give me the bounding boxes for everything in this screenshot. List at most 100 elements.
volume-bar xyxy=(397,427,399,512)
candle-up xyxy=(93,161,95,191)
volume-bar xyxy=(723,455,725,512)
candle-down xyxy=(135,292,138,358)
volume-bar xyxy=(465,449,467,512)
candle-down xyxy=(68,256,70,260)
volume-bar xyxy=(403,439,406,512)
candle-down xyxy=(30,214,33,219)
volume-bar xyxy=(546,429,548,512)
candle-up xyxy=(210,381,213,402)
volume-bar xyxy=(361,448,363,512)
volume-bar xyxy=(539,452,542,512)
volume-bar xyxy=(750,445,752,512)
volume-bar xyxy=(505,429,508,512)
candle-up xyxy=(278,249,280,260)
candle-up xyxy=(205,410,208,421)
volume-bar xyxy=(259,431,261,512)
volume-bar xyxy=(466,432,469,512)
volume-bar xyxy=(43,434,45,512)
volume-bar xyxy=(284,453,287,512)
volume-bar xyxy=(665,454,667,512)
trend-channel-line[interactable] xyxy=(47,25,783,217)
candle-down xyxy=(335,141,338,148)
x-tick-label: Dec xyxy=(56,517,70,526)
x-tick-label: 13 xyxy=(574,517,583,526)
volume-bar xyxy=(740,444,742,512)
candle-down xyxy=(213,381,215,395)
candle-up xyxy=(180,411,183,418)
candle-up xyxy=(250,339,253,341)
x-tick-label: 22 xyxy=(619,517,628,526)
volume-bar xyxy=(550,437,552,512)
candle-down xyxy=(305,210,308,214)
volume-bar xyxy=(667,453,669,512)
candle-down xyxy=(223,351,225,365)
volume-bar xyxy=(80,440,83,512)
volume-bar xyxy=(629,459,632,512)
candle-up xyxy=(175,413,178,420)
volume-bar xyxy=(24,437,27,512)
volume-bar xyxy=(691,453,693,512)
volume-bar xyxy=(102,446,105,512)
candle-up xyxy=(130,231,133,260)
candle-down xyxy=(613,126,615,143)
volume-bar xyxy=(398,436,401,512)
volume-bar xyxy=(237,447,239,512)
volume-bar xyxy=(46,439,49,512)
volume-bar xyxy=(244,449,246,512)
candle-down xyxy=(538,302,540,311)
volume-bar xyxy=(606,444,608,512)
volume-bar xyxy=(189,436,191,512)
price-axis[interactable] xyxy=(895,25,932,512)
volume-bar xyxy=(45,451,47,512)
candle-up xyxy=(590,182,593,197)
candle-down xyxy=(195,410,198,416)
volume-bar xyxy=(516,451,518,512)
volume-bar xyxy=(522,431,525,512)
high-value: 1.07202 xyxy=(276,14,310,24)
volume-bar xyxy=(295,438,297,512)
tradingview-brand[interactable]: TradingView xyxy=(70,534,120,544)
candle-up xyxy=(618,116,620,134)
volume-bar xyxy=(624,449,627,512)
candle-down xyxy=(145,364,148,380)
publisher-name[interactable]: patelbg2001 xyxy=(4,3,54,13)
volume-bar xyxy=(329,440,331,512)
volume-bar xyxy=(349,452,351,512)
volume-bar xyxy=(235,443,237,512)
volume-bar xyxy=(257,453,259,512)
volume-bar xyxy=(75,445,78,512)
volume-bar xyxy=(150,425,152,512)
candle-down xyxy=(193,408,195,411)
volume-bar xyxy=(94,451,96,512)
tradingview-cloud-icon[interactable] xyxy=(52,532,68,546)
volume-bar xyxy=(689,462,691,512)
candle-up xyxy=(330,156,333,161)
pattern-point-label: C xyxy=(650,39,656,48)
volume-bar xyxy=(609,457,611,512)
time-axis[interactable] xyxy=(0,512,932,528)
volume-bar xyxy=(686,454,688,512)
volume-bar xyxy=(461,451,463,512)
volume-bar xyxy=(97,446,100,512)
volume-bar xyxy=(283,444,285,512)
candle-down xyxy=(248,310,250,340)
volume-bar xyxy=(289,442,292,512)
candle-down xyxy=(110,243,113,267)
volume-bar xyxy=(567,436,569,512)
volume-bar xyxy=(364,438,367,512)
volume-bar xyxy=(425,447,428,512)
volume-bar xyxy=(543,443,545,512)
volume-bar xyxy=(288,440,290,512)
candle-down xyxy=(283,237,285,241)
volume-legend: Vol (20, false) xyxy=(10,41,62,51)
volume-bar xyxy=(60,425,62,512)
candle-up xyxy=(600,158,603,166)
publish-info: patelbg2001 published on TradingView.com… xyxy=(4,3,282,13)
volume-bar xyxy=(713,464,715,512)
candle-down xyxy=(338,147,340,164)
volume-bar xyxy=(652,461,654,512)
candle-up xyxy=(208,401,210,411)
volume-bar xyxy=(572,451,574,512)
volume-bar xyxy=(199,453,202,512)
==============================
#### [Task]
Please return every item above word for word, with nothing added, changed, or left out.

#### [Answer to the exercise]
give me the bounding boxes for everything in this screenshot. List at most 100 elements.
volume-bar xyxy=(397,427,399,512)
candle-up xyxy=(93,161,95,191)
volume-bar xyxy=(723,455,725,512)
candle-down xyxy=(135,292,138,358)
volume-bar xyxy=(465,449,467,512)
candle-down xyxy=(68,256,70,260)
volume-bar xyxy=(403,439,406,512)
candle-down xyxy=(30,214,33,219)
volume-bar xyxy=(546,429,548,512)
candle-up xyxy=(210,381,213,402)
volume-bar xyxy=(361,448,363,512)
volume-bar xyxy=(539,452,542,512)
volume-bar xyxy=(750,445,752,512)
volume-bar xyxy=(505,429,508,512)
candle-up xyxy=(278,249,280,260)
candle-up xyxy=(205,410,208,421)
volume-bar xyxy=(259,431,261,512)
volume-bar xyxy=(466,432,469,512)
volume-bar xyxy=(43,434,45,512)
volume-bar xyxy=(284,453,287,512)
volume-bar xyxy=(665,454,667,512)
trend-channel-line[interactable] xyxy=(47,25,783,217)
candle-down xyxy=(335,141,338,148)
x-tick-label: Dec xyxy=(56,517,70,526)
x-tick-label: 13 xyxy=(574,517,583,526)
volume-bar xyxy=(740,444,742,512)
candle-down xyxy=(213,381,215,395)
candle-up xyxy=(180,411,183,418)
candle-up xyxy=(250,339,253,341)
x-tick-label: 22 xyxy=(619,517,628,526)
volume-bar xyxy=(550,437,552,512)
candle-down xyxy=(305,210,308,214)
volume-bar xyxy=(667,453,669,512)
candle-down xyxy=(223,351,225,365)
volume-bar xyxy=(80,440,83,512)
volume-bar xyxy=(629,459,632,512)
candle-up xyxy=(175,413,178,420)
volume-bar xyxy=(24,437,27,512)
volume-bar xyxy=(691,453,693,512)
volume-bar xyxy=(102,446,105,512)
candle-up xyxy=(130,231,133,260)
candle-down xyxy=(613,126,615,143)
volume-bar xyxy=(398,436,401,512)
volume-bar xyxy=(237,447,239,512)
volume-bar xyxy=(46,439,49,512)
volume-bar xyxy=(244,449,246,512)
candle-down xyxy=(538,302,540,311)
volume-bar xyxy=(606,444,608,512)
volume-bar xyxy=(189,436,191,512)
price-axis[interactable] xyxy=(895,25,932,512)
volume-bar xyxy=(45,451,47,512)
candle-up xyxy=(590,182,593,197)
candle-down xyxy=(195,410,198,416)
volume-bar xyxy=(516,451,518,512)
volume-bar xyxy=(522,431,525,512)
high-value: 1.07202 xyxy=(276,14,310,24)
volume-bar xyxy=(295,438,297,512)
tradingview-brand[interactable]: TradingView xyxy=(70,534,120,544)
candle-up xyxy=(618,116,620,134)
volume-bar xyxy=(624,449,627,512)
candle-down xyxy=(145,364,148,380)
publisher-name[interactable]: patelbg2001 xyxy=(4,3,54,13)
volume-bar xyxy=(329,440,331,512)
volume-bar xyxy=(349,452,351,512)
volume-bar xyxy=(235,443,237,512)
volume-bar xyxy=(257,453,259,512)
volume-bar xyxy=(75,445,78,512)
volume-bar xyxy=(150,425,152,512)
candle-down xyxy=(193,408,195,411)
volume-bar xyxy=(94,451,96,512)
tradingview-cloud-icon[interactable] xyxy=(52,532,68,546)
volume-bar xyxy=(689,462,691,512)
candle-up xyxy=(330,156,333,161)
pattern-point-label: C xyxy=(650,39,656,48)
volume-bar xyxy=(609,457,611,512)
time-axis[interactable] xyxy=(0,512,932,528)
volume-bar xyxy=(686,454,688,512)
volume-bar xyxy=(461,451,463,512)
volume-bar xyxy=(97,446,100,512)
volume-bar xyxy=(283,444,285,512)
candle-down xyxy=(248,310,250,340)
volume-bar xyxy=(289,442,292,512)
candle-down xyxy=(110,243,113,267)
volume-bar xyxy=(567,436,569,512)
volume-bar xyxy=(364,438,367,512)
volume-bar xyxy=(425,447,428,512)
volume-bar xyxy=(543,443,545,512)
volume-bar xyxy=(288,440,290,512)
candle-down xyxy=(283,237,285,241)
volume-legend: Vol (20, false) xyxy=(10,41,62,51)
volume-bar xyxy=(60,425,62,512)
candle-up xyxy=(600,158,603,166)
publish-info: patelbg2001 published on TradingView.com… xyxy=(4,3,282,13)
volume-bar xyxy=(713,464,715,512)
candle-down xyxy=(338,147,340,164)
volume-bar xyxy=(652,461,654,512)
candle-up xyxy=(208,401,210,411)
volume-bar xyxy=(572,451,574,512)
volume-bar xyxy=(199,453,202,512)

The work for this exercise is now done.